§ Task statement
Word for word, give the material below again, minus any images.

§ The records
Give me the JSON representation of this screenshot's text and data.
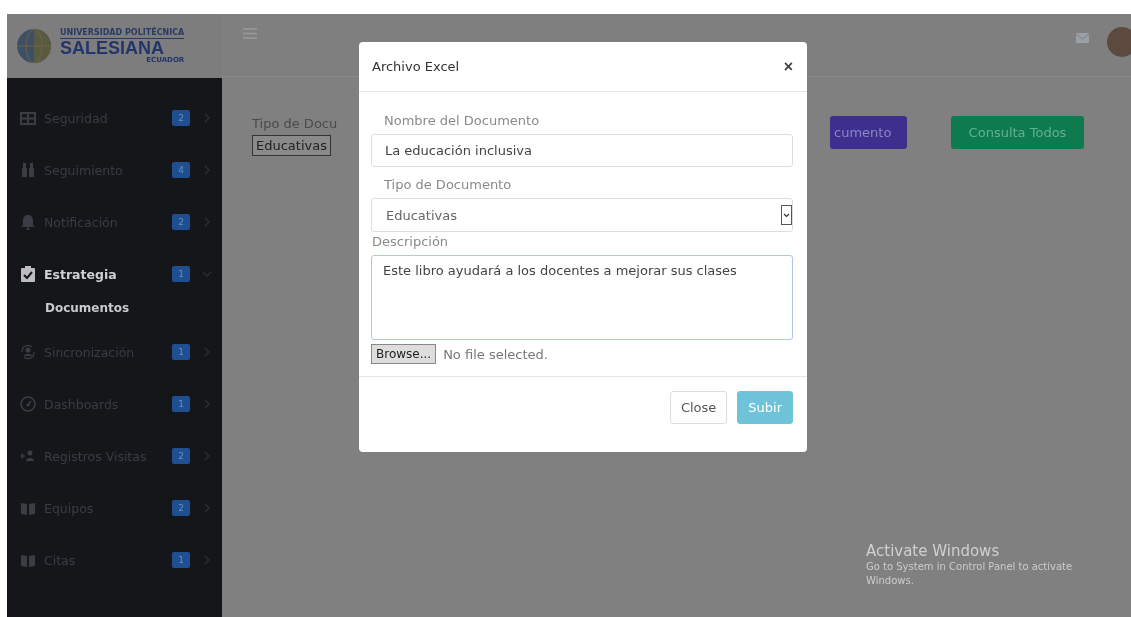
{
  "logo": {
    "top_line": "UNIVERSIDAD POLITÉCNICA",
    "name": "SALESIANA",
    "country": "ECUADOR"
  },
  "sidebar": {
    "items": [
      {
        "label": "Seguridad",
        "badge": "2",
        "expanded": false
      },
      {
        "label": "Seguimiento",
        "badge": "4",
        "expanded": false
      },
      {
        "label": "Notificación",
        "badge": "2",
        "expanded": false
      },
      {
        "label": "Estrategia",
        "badge": "1",
        "expanded": true,
        "children": [
          {
            "label": "Documentos"
          }
        ]
      },
      {
        "label": "Sincronización",
        "badge": "1",
        "expanded": false
      },
      {
        "label": "Dashboards",
        "badge": "1",
        "expanded": false
      },
      {
        "label": "Registros Visitas",
        "badge": "2",
        "expanded": false
      },
      {
        "label": "Equipos",
        "badge": "2",
        "expanded": false
      },
      {
        "label": "Citas",
        "badge": "1",
        "expanded": false
      }
    ]
  },
  "page": {
    "filter_label": "Tipo de Docu",
    "filter_value": "Educativas",
    "buttons": [
      {
        "label": "cumento",
        "kind": "primary"
      },
      {
        "label": "Consulta Todos",
        "kind": "success"
      }
    ]
  },
  "modal": {
    "title": "Archivo Excel",
    "close": "×",
    "fields": [
      {
        "kind": "text",
        "label": "Nombre del Documento",
        "value": "La educación inclusiva"
      },
      {
        "kind": "select",
        "label": "Tipo de Documento",
        "value": "Educativas"
      },
      {
        "kind": "textarea",
        "label": "Descripción",
        "value": "Este libro ayudará a los docentes a mejorar sus clases"
      }
    ],
    "file": {
      "button": "Browse...",
      "status": "No file selected."
    },
    "buttons": [
      {
        "label": "Close",
        "kind": "default"
      },
      {
        "label": "Subir",
        "kind": "info"
      }
    ]
  },
  "os_notice": {
    "title": "Activate Windows",
    "message": "Go to System in Control Panel to activate Windows."
  }
}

§ Solution to the problem
Give me the JSON representation of this screenshot's text and data.
{
  "logo": {
    "top_line": "UNIVERSIDAD POLITÉCNICA",
    "name": "SALESIANA",
    "country": "ECUADOR"
  },
  "sidebar": {
    "items": [
      {
        "label": "Seguridad",
        "badge": "2",
        "expanded": false
      },
      {
        "label": "Seguimiento",
        "badge": "4",
        "expanded": false
      },
      {
        "label": "Notificación",
        "badge": "2",
        "expanded": false
      },
      {
        "label": "Estrategia",
        "badge": "1",
        "expanded": true,
        "children": [
          {
            "label": "Documentos"
          }
        ]
      },
      {
        "label": "Sincronización",
        "badge": "1",
        "expanded": false
      },
      {
        "label": "Dashboards",
        "badge": "1",
        "expanded": false
      },
      {
        "label": "Registros Visitas",
        "badge": "2",
        "expanded": false
      },
      {
        "label": "Equipos",
        "badge": "2",
        "expanded": false
      },
      {
        "label": "Citas",
        "badge": "1",
        "expanded": false
      }
    ]
  },
  "page": {
    "filter_label": "Tipo de Docu",
    "filter_value": "Educativas",
    "buttons": [
      {
        "label": "cumento",
        "kind": "primary"
      },
      {
        "label": "Consulta Todos",
        "kind": "success"
      }
    ]
  },
  "modal": {
    "title": "Archivo Excel",
    "close": "×",
    "fields": [
      {
        "kind": "text",
        "label": "Nombre del Documento",
        "value": "La educación inclusiva"
      },
      {
        "kind": "select",
        "label": "Tipo de Documento",
        "value": "Educativas"
      },
      {
        "kind": "textarea",
        "label": "Descripción",
        "value": "Este libro ayudará a los docentes a mejorar sus clases"
      }
    ],
    "file": {
      "button": "Browse...",
      "status": "No file selected."
    },
    "buttons": [
      {
        "label": "Close",
        "kind": "default"
      },
      {
        "label": "Subir",
        "kind": "info"
      }
    ]
  },
  "os_notice": {
    "title": "Activate Windows",
    "message": "Go to System in Control Panel to activate Windows."
  }
}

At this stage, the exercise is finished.